REQUIRED WORK: Give the number of lines that include the string "LoRA", nothing more.

═════ EXTRACTED INFORMATION ═════

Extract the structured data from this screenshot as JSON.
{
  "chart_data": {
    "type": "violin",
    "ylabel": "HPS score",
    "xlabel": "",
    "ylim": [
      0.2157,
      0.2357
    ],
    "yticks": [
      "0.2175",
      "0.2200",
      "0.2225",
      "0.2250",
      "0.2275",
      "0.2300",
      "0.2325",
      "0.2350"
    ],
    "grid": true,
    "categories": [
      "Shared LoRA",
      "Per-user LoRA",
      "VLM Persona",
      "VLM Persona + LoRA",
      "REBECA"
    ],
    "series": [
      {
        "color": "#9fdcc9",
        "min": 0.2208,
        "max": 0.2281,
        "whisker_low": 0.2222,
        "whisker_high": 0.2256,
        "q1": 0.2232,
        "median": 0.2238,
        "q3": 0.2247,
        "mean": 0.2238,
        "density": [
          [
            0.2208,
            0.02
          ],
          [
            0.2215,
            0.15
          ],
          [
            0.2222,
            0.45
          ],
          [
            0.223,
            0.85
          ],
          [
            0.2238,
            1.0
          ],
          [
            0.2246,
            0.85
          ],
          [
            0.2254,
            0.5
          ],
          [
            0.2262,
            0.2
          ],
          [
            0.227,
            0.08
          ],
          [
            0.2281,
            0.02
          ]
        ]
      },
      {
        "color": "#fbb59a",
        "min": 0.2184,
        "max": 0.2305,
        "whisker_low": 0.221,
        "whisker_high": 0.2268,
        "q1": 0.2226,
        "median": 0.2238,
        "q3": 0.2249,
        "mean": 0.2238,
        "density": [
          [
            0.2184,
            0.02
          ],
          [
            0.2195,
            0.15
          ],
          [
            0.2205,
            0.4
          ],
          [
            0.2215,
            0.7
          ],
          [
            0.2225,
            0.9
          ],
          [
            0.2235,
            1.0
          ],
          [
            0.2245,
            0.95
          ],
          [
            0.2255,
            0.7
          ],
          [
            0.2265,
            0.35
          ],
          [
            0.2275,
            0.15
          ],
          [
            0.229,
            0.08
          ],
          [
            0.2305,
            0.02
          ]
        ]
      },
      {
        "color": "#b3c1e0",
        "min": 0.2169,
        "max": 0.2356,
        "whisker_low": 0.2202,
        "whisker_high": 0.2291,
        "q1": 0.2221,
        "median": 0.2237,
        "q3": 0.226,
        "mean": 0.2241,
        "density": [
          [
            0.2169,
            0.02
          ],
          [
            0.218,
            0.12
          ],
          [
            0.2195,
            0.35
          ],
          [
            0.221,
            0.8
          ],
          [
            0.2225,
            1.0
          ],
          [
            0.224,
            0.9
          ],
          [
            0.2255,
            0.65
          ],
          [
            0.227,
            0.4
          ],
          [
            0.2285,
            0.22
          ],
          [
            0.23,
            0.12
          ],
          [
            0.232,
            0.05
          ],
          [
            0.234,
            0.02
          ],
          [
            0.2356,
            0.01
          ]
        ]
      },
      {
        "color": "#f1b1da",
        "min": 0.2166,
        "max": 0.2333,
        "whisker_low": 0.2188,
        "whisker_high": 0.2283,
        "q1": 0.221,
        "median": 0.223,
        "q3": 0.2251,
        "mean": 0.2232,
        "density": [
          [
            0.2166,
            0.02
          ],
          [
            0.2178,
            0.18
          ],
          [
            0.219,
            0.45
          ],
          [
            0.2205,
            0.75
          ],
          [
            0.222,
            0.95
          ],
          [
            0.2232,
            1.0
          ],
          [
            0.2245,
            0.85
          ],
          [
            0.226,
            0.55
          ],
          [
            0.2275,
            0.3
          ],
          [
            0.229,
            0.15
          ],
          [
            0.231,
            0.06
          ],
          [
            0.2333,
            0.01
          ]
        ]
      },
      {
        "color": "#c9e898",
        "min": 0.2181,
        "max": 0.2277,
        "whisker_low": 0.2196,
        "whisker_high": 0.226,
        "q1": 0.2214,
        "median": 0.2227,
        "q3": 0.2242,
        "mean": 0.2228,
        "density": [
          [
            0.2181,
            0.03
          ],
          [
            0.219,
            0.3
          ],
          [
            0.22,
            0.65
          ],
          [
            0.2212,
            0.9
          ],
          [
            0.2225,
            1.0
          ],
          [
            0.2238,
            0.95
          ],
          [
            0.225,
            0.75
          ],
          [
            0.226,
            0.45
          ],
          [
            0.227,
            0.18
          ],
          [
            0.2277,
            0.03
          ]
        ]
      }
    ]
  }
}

═════

TASK SOLUTION: 3